Data records
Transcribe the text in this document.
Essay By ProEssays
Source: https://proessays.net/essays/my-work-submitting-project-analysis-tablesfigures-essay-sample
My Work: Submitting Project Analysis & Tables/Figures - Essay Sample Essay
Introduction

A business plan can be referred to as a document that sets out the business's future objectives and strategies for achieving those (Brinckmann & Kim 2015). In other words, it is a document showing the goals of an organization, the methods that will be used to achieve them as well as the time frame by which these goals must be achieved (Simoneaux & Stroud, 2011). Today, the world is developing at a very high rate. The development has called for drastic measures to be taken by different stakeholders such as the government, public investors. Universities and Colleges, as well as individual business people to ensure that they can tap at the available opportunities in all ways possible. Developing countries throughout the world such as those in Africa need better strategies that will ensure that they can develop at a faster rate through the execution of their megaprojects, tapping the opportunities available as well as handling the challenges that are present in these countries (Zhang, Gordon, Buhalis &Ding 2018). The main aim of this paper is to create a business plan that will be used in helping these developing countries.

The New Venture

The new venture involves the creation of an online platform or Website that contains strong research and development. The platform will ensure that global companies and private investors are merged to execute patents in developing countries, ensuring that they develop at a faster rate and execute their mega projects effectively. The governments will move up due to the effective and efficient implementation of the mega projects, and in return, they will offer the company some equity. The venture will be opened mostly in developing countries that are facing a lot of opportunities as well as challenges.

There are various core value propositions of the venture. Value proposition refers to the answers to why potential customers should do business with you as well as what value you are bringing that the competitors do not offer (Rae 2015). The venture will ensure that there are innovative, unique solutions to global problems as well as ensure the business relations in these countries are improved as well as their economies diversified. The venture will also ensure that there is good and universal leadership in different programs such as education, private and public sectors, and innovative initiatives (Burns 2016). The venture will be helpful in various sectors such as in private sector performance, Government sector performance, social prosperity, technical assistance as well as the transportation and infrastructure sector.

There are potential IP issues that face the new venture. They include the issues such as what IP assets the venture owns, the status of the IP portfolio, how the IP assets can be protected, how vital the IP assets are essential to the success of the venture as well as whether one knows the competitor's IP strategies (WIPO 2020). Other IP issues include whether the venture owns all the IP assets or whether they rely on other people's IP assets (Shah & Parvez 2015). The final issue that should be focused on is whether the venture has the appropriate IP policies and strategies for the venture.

# Brief
Print every entry exactly as written.

# Solution below
Transcribe the text in this document.
Essay By ProEssays
Source: https://proessays.net/essays/my-work-submitting-project-analysis-tablesfigures-essay-sample
My Work: Submitting Project Analysis & Tables/Figures - Essay Sample Essay
Introduction

A business plan can be referred to as a document that sets out the business's future objectives and strategies for achieving those (Brinckmann & Kim 2015). In other words, it is a document showing the goals of an organization, the methods that will be used to achieve them as well as the time frame by which these goals must be achieved (Simoneaux & Stroud, 2011). Today, the world is developing at a very high rate. The development has called for drastic measures to be taken by different stakeholders such as the government, public investors. Universities and Colleges, as well as individual business people to ensure that they can tap at the available opportunities in all ways possible. Developing countries throughout the world such as those in Africa need better strategies that will ensure that they can develop at a faster rate through the execution of their megaprojects, tapping the opportunities available as well as handling the challenges that are present in these countries (Zhang, Gordon, Buhalis &Ding 2018). The main aim of this paper is to create a business plan that will be used in helping these developing countries.

The New Venture

The new venture involves the creation of an online platform or Website that contains strong research and development. The platform will ensure that global companies and private investors are merged to execute patents in developing countries, ensuring that they develop at a faster rate and execute their mega projects effectively. The governments will move up due to the effective and efficient implementation of the mega projects, and in return, they will offer the company some equity. The venture will be opened mostly in developing countries that are facing a lot of opportunities as well as challenges.

There are various core value propositions of the venture. Value proposition refers to the answers to why potential customers should do business with you as well as what value you are bringing that the competitors do not offer (Rae 2015). The venture will ensure that there are innovative, unique solutions to global problems as well as ensure the business relations in these countries are improved as well as their economies diversified. The venture will also ensure that there is good and universal leadership in different programs such as education, private and public sectors, and innovative initiatives (Burns 2016). The venture will be helpful in various sectors such as in private sector performance, Government sector performance, social prosperity, technical assistance as well as the transportation and infrastructure sector.

There are potential IP issues that face the new venture. They include the issues such as what IP assets the venture owns, the status of the IP portfolio, how the IP assets can be protected, how vital the IP assets are essential to the success of the venture as well as whether one knows the competitor's IP strategies (WIPO 2020). Other IP issues include whether the venture owns all the IP assets or whether they rely on other people's IP assets (Shah & Parvez 2015). The final issue that should be focused on is whether the venture has the appropriate IP policies and strategies for the venture.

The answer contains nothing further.